◆ **Records for processing**
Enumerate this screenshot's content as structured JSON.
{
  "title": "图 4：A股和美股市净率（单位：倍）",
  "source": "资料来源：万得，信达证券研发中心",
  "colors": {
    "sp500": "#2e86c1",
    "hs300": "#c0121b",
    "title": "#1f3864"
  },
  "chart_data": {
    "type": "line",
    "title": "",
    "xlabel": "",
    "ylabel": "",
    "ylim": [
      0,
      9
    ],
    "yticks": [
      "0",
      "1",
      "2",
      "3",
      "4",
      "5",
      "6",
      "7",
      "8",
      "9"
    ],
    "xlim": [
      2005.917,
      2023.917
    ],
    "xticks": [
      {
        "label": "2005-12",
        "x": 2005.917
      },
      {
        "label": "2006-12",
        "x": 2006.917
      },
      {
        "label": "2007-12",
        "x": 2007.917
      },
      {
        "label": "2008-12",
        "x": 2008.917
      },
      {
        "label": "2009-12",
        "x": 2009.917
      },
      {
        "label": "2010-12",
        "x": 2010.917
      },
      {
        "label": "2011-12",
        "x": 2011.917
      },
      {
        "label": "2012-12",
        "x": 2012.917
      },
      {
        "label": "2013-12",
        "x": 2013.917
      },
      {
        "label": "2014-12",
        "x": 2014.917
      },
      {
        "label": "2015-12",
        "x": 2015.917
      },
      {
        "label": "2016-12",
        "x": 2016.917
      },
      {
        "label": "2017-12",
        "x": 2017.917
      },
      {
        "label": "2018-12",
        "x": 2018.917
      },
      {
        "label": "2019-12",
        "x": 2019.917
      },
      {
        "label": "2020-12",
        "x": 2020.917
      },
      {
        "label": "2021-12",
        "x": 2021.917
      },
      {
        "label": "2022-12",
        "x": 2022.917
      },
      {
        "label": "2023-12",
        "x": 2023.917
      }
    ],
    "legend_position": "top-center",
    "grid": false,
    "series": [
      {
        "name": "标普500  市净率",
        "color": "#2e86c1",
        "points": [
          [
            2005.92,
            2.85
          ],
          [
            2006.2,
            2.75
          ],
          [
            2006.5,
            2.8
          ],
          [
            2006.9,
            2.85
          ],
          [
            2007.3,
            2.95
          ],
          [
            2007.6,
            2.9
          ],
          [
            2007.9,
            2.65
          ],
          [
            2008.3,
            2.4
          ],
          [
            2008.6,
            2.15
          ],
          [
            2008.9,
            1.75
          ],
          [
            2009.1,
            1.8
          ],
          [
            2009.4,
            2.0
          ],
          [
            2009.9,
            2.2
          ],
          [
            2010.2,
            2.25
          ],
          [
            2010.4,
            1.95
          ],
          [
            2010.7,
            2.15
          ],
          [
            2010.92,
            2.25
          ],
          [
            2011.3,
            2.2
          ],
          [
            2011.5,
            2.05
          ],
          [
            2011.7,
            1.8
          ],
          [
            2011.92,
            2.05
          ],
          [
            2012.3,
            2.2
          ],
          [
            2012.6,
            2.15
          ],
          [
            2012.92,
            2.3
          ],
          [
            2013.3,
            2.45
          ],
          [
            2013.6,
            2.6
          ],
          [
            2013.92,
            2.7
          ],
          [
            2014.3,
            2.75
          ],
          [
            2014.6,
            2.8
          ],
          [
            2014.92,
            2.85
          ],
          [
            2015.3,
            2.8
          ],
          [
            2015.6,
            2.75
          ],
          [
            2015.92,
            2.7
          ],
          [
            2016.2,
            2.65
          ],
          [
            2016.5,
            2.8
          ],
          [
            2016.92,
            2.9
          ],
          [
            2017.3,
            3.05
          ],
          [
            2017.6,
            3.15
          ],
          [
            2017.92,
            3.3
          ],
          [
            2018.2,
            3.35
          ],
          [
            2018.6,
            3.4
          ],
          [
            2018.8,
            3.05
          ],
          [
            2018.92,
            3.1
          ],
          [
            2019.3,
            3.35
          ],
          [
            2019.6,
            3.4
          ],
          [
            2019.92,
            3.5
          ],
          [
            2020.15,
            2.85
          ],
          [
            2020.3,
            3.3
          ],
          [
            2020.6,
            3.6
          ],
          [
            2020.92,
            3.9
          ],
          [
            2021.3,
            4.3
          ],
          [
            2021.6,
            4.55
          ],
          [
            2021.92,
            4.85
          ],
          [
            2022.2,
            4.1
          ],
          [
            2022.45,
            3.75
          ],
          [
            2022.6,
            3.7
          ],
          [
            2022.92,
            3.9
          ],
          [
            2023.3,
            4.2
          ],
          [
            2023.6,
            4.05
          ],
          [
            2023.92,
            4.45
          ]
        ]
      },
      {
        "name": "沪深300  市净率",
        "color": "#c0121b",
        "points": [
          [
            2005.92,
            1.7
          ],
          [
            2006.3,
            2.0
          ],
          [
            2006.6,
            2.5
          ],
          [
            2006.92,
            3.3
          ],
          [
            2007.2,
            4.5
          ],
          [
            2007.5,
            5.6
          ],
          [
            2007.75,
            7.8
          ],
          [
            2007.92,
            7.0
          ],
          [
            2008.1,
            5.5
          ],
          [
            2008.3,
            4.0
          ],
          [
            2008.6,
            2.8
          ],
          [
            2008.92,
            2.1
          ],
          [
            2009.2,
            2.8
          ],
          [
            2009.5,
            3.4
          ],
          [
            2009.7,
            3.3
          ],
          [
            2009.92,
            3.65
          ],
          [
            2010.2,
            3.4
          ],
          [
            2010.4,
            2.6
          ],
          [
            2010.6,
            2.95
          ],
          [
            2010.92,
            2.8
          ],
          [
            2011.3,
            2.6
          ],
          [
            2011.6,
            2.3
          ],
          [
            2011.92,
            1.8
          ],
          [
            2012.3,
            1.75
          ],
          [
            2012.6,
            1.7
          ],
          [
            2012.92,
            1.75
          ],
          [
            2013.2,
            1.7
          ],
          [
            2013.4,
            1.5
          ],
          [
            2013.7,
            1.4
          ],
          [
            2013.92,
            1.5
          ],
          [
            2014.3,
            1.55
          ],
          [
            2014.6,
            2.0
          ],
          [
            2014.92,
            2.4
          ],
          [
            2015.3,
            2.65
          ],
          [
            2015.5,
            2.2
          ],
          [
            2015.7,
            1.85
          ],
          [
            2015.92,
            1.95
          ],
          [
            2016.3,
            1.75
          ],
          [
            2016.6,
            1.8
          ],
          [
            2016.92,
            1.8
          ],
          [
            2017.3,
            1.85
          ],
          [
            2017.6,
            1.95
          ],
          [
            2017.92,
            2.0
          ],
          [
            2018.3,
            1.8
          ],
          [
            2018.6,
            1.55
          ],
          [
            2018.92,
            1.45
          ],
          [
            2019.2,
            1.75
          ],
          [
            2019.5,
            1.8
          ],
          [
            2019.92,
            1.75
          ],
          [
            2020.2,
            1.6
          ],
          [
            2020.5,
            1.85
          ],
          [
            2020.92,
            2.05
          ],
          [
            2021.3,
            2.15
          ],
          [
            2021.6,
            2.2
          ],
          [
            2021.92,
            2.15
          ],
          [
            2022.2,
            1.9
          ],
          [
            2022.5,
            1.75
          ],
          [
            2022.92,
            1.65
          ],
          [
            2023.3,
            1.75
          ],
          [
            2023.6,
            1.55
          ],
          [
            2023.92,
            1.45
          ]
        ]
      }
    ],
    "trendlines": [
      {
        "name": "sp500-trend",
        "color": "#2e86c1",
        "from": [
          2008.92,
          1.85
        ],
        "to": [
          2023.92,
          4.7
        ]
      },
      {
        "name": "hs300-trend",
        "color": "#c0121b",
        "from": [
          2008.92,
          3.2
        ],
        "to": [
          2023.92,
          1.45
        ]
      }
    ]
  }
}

* * *

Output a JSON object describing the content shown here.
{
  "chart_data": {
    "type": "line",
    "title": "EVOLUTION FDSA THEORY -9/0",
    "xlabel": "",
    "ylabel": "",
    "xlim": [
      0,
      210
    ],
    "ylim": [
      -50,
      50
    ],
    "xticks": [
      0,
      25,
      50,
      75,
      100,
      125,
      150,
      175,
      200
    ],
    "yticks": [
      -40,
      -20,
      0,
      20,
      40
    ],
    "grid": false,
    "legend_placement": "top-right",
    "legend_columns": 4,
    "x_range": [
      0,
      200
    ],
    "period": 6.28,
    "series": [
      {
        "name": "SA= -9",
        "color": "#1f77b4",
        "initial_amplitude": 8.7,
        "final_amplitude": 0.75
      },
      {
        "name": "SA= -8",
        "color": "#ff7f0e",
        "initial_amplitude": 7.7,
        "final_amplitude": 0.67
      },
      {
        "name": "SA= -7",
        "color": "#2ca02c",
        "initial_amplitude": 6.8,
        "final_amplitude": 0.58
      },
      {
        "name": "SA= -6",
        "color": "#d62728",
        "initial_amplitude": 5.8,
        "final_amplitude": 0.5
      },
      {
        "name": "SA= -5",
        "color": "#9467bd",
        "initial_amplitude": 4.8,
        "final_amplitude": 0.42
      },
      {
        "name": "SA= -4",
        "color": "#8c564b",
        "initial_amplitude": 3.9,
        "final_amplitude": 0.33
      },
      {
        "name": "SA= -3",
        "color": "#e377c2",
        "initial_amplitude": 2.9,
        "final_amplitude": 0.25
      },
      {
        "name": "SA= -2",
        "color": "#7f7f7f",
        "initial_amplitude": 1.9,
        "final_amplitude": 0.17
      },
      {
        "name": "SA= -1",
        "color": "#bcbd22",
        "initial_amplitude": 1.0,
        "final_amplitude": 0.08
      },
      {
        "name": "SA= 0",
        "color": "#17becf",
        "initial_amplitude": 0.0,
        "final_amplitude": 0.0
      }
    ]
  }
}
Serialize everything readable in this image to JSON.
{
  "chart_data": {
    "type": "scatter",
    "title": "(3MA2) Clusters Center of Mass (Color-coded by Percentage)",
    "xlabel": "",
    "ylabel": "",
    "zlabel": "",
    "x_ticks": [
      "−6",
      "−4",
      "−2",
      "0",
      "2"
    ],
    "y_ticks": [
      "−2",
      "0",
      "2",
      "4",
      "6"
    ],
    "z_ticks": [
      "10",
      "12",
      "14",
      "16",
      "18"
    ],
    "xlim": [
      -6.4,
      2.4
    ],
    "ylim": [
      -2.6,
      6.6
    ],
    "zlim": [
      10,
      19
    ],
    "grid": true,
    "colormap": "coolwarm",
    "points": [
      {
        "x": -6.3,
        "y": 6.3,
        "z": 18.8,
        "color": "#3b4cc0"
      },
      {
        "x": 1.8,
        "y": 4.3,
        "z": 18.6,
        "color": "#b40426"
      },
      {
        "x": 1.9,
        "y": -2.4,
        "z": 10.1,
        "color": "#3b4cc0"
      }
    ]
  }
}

◆ **The task**
Take every line containing the word "title" and copy it.

◆ **Task response**
  "title": "图 4：A股和美股市净率（单位：倍）",
    "title": "#1f3864"
    "title": "",
    "title": "EVOLUTION FDSA THEORY -9/0",
    "title": "(3MA2) Clusters Center of Mass (Color-coded by Percentage)",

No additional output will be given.